- [Extracted records]
* * * * * * * * *
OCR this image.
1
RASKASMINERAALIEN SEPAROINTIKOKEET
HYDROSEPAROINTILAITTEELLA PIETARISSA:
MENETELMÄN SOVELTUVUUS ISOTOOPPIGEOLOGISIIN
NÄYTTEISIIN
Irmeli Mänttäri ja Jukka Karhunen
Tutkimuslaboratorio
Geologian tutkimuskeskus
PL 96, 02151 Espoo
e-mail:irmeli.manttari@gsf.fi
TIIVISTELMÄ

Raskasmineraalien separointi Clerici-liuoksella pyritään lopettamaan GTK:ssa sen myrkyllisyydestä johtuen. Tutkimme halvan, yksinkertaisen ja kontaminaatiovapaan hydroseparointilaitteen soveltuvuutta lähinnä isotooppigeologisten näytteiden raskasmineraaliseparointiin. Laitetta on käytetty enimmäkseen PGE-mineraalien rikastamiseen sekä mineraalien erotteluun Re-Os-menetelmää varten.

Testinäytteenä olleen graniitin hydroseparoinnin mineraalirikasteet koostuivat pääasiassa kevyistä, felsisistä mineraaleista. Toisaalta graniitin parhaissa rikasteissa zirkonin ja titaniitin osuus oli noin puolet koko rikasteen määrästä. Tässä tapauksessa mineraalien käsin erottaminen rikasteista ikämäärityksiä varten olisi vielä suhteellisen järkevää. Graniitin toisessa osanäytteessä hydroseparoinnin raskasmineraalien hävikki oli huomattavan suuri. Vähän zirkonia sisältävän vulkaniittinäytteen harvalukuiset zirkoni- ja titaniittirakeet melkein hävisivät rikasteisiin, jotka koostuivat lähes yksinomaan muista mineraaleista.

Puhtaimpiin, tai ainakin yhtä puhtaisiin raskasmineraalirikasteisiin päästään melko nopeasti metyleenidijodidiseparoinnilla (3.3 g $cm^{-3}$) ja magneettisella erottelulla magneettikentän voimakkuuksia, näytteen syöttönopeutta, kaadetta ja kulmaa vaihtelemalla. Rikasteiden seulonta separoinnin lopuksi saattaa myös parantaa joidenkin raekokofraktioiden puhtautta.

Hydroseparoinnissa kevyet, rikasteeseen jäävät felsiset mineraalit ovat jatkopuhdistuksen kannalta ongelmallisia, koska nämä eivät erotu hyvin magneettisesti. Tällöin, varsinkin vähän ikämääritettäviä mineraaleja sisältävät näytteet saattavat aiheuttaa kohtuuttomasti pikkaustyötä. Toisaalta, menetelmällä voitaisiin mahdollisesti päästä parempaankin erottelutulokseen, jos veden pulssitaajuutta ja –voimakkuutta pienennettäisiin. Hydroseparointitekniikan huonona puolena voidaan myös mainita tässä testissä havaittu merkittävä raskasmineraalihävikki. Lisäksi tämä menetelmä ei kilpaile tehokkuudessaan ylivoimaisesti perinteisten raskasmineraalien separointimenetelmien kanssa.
* * * * * * * * *
Quote all the records exactly, please, leaving none out.

OCR this image.
1
RASKASMINERAALIEN SEPAROINTIKOKEET
HYDROSEPAROINTILAITTEELLA PIETARISSA:
MENETELMÄN SOVELTUVUUS ISOTOOPPIGEOLOGISIIN
NÄYTTEISIIN
Irmeli Mänttäri ja Jukka Karhunen
Tutkimuslaboratorio
Geologian tutkimuskeskus
PL 96, 02151 Espoo
e-mail:irmeli.manttari@gsf.fi
TIIVISTELMÄ

Raskasmineraalien separointi Clerici-liuoksella pyritään lopettamaan GTK:ssa sen myrkyllisyydestä johtuen. Tutkimme halvan, yksinkertaisen ja kontaminaatiovapaan hydroseparointilaitteen soveltuvuutta lähinnä isotooppigeologisten näytteiden raskasmineraaliseparointiin. Laitetta on käytetty enimmäkseen PGE-mineraalien rikastamiseen sekä mineraalien erotteluun Re-Os-menetelmää varten.

Testinäytteenä olleen graniitin hydroseparoinnin mineraalirikasteet koostuivat pääasiassa kevyistä, felsisistä mineraaleista. Toisaalta graniitin parhaissa rikasteissa zirkonin ja titaniitin osuus oli noin puolet koko rikasteen määrästä. Tässä tapauksessa mineraalien käsin erottaminen rikasteista ikämäärityksiä varten olisi vielä suhteellisen järkevää. Graniitin toisessa osanäytteessä hydroseparoinnin raskasmineraalien hävikki oli huomattavan suuri. Vähän zirkonia sisältävän vulkaniittinäytteen harvalukuiset zirkoni- ja titaniittirakeet melkein hävisivät rikasteisiin, jotka koostuivat lähes yksinomaan muista mineraaleista.

Puhtaimpiin, tai ainakin yhtä puhtaisiin raskasmineraalirikasteisiin päästään melko nopeasti metyleenidijodidiseparoinnilla (3.3 g $cm^{-3}$) ja magneettisella erottelulla magneettikentän voimakkuuksia, näytteen syöttönopeutta, kaadetta ja kulmaa vaihtelemalla. Rikasteiden seulonta separoinnin lopuksi saattaa myös parantaa joidenkin raekokofraktioiden puhtautta.

Hydroseparoinnissa kevyet, rikasteeseen jäävät felsiset mineraalit ovat jatkopuhdistuksen kannalta ongelmallisia, koska nämä eivät erotu hyvin magneettisesti. Tällöin, varsinkin vähän ikämääritettäviä mineraaleja sisältävät näytteet saattavat aiheuttaa kohtuuttomasti pikkaustyötä. Toisaalta, menetelmällä voitaisiin mahdollisesti päästä parempaankin erottelutulokseen, jos veden pulssitaajuutta ja –voimakkuutta pienennettäisiin. Hydroseparointitekniikan huonona puolena voidaan myös mainita tässä testissä havaittu merkittävä raskasmineraalihävikki. Lisäksi tämä menetelmä ei kilpaile tehokkuudessaan ylivoimaisesti perinteisten raskasmineraalien separointimenetelmien kanssa.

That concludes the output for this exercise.